== SUPPLIED MATERIAL

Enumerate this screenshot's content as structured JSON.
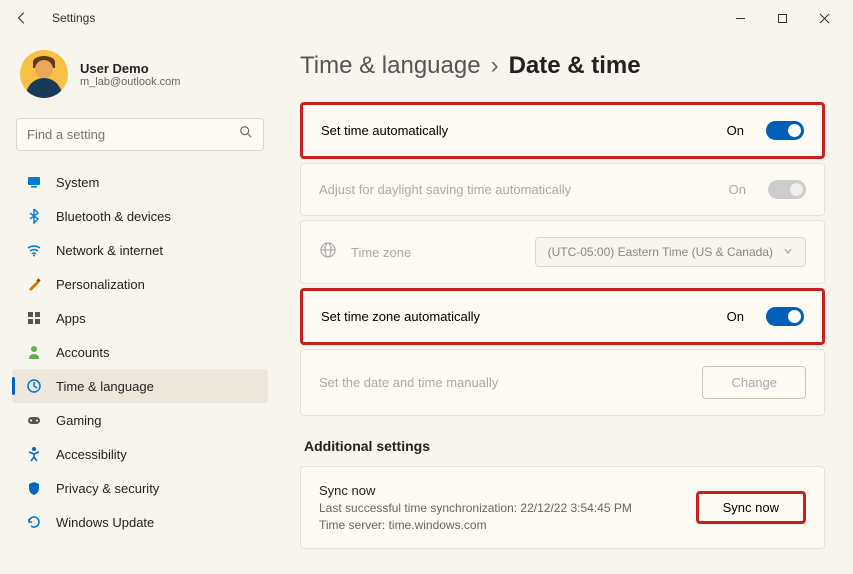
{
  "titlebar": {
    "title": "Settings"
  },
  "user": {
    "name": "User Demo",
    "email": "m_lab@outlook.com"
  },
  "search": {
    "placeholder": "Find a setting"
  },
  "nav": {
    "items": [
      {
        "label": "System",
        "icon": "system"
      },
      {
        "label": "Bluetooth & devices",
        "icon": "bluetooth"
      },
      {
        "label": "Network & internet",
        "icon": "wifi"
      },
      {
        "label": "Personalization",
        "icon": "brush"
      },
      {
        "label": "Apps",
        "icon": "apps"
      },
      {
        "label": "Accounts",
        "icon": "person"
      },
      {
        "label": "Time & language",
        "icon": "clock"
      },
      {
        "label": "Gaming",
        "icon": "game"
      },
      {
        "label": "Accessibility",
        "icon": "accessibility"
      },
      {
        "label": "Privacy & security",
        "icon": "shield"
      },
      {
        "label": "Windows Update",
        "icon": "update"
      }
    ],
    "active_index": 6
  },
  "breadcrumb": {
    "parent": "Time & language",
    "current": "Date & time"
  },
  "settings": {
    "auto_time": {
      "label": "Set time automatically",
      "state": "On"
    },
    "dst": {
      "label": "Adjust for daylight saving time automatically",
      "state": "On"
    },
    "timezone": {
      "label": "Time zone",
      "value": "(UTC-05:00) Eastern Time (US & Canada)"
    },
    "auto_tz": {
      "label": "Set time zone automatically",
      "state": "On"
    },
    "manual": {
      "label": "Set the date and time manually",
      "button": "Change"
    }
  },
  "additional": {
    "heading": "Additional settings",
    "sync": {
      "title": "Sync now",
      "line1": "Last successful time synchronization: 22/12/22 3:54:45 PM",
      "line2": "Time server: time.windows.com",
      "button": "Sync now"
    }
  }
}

====

From the entries above, copy each line holding "automatically".

      "label": "Set time automatically",
      "label": "Adjust for daylight saving time automatically",
      "label": "Set time zone automatically",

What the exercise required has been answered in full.